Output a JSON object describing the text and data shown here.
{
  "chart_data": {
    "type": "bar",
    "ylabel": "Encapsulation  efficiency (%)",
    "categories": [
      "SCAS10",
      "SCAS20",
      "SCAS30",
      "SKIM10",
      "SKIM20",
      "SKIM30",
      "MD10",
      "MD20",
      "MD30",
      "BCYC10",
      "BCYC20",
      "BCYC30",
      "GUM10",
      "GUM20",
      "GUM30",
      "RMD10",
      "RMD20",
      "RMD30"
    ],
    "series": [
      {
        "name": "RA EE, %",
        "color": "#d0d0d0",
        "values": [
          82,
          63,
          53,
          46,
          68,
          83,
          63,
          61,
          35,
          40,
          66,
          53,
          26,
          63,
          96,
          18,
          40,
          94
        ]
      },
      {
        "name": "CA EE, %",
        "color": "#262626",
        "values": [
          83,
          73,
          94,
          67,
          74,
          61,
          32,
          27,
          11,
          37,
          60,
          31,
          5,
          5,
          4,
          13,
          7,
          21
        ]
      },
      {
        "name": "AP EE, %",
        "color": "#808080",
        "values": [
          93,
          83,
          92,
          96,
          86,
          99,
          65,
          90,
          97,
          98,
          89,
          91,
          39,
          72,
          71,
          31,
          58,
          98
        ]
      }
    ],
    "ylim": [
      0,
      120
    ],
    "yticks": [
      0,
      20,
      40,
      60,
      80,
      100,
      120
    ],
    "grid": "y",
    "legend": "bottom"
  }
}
________________________
Set down every line of the listing above again, exactly as given.

Output a JSON object describing the text and data shown here.
{
  "chart_data": {
    "type": "bar",
    "ylabel": "Encapsulation  efficiency (%)",
    "categories": [
      "SCAS10",
      "SCAS20",
      "SCAS30",
      "SKIM10",
      "SKIM20",
      "SKIM30",
      "MD10",
      "MD20",
      "MD30",
      "BCYC10",
      "BCYC20",
      "BCYC30",
      "GUM10",
      "GUM20",
      "GUM30",
      "RMD10",
      "RMD20",
      "RMD30"
    ],
    "series": [
      {
        "name": "RA EE, %",
        "color": "#d0d0d0",
        "values": [
          82,
          63,
          53,
          46,
          68,
          83,
          63,
          61,
          35,
          40,
          66,
          53,
          26,
          63,
          96,
          18,
          40,
          94
        ]
      },
      {
        "name": "CA EE, %",
        "color": "#262626",
        "values": [
          83,
          73,
          94,
          67,
          74,
          61,
          32,
          27,
          11,
          37,
          60,
          31,
          5,
          5,
          4,
          13,
          7,
          21
        ]
      },
      {
        "name": "AP EE, %",
        "color": "#808080",
        "values": [
          93,
          83,
          92,
          96,
          86,
          99,
          65,
          90,
          97,
          98,
          89,
          91,
          39,
          72,
          71,
          31,
          58,
          98
        ]
      }
    ],
    "ylim": [
      0,
      120
    ],
    "yticks": [
      0,
      20,
      40,
      60,
      80,
      100,
      120
    ],
    "grid": "y",
    "legend": "bottom"
  }
}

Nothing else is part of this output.